═══ Supplied records ═══
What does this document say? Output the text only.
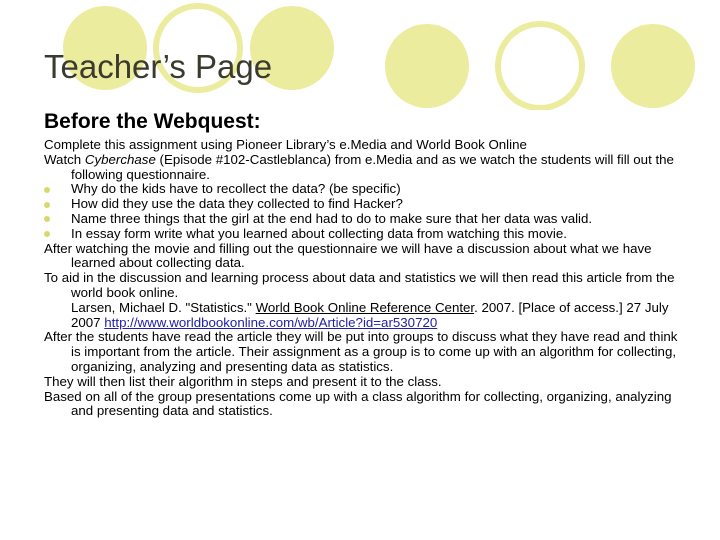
Teacher’s Page
Before the Webquest:
Complete this assignment using Pioneer Library’s e.Media and World Book Online
Watch Cyberchase (Episode #102-Castleblanca) from e.Media and as we watch the students will fill out the following questionnaire.
Why do the kids have to recollect the data? (be specific)
How did they use the data they collected to find Hacker?
Name three things that the girl at the end had to do to make sure that her data was valid.
In essay form write what you learned about collecting data from watching this movie.
After watching the movie and filling out the questionnaire we will have a discussion about what we have learned about collecting data.
To aid in the discussion and learning process about data and statistics we will then read this article from the world book online.
Larsen, Michael D. "Statistics." World Book Online Reference Center. 2007. [Place of access.] 27 July 2007 http://www.worldbookonline.com/wb/Article?id=ar530720
After the students have read the article they will be put into groups to discuss what they have read and think is important from the article. Their assignment as a group is to come up with an algorithm for collecting, organizing, analyzing and presenting data as statistics.
They will then list their algorithm in steps and present it to the class.
Based on all of the group presentations come up with a class algorithm for collecting, organizing, analyzing and presenting data and statistics.
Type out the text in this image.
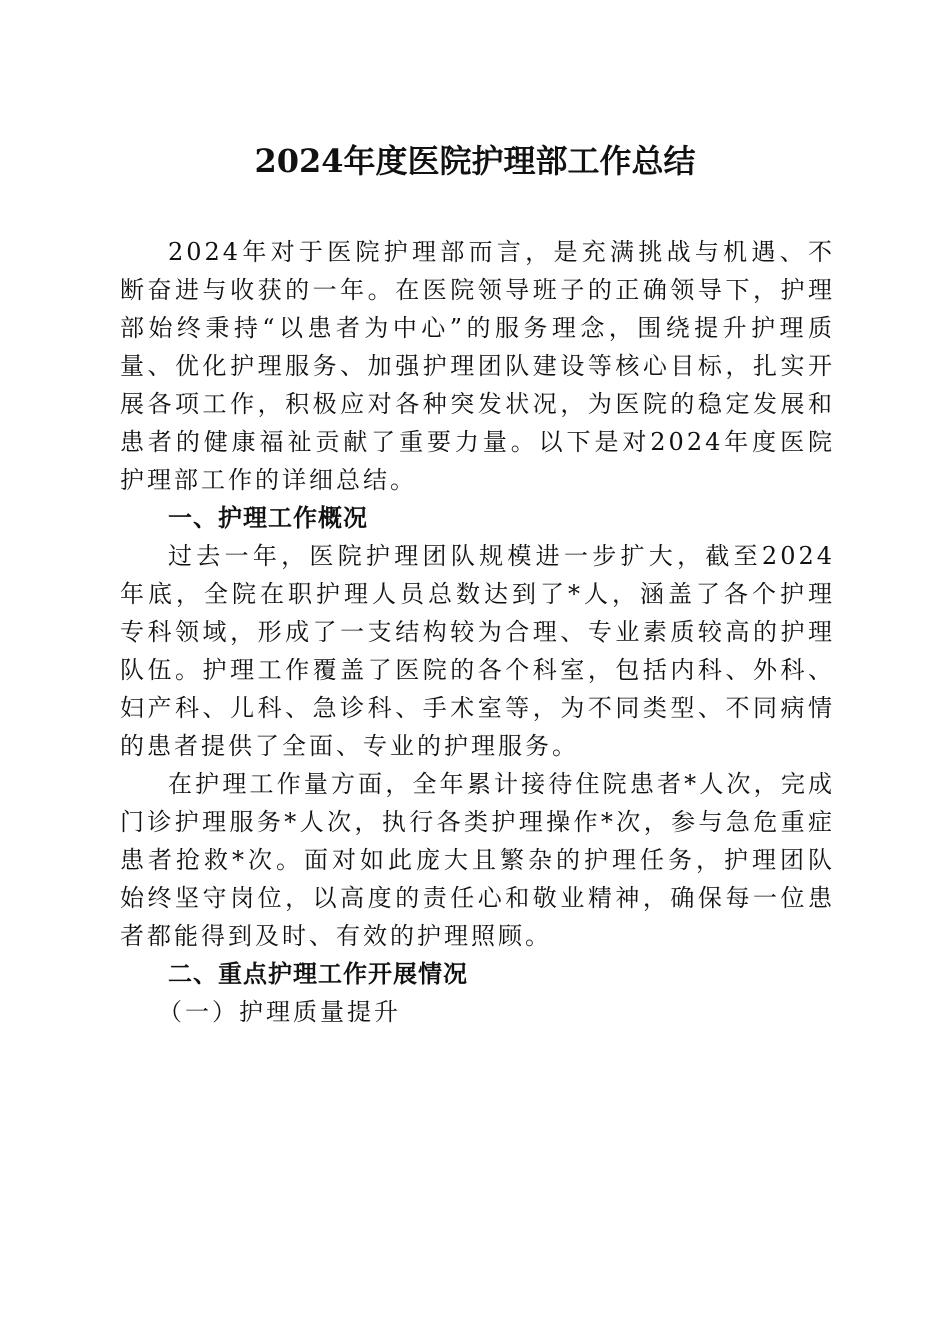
2024年度医院护理部工作总结

2024年对于医院护理部而言，是充满挑战与机遇、不断奋进与收获的一年。在医院领导班子的正确领导下，护理部始终秉持“以患者为中心”的服务理念，围绕提升护理质量、优化护理服务、加强护理团队建设等核心目标，扎实开展各项工作，积极应对各种突发状况，为医院的稳定发展和患者的健康福祉贡献了重要力量。以下是对2024年度医院护理部工作的详细总结。

一、护理工作概况

过去一年，医院护理团队规模进一步扩大，截至2024年底，全院在职护理人员总数达到了*人，涵盖了各个护理专科领域，形成了一支结构较为合理、专业素质较高的护理队伍。护理工作覆盖了医院的各个科室，包括内科、外科、妇产科、儿科、急诊科、手术室等，为不同类型、不同病情的患者提供了全面、专业的护理服务。

在护理工作量方面，全年累计接待住院患者*人次，完成门诊护理服务*人次，执行各类护理操作*次，参与急危重症患者抢救*次。面对如此庞大且繁杂的护理任务，护理团队始终坚守岗位，以高度的责任心和敬业精神，确保每一位患者都能得到及时、有效的护理照顾。

二、重点护理工作开展情况

（一）护理质量提升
═══
__Description of the task__
Search the records above for the string "learned". Copy every line that contains it.

__Finished answer__
In essay form write what you learned about collecting data from watching this movie.
After watching the movie and filling out the questionnaire we will have a discussion about what we have learned about collecting data.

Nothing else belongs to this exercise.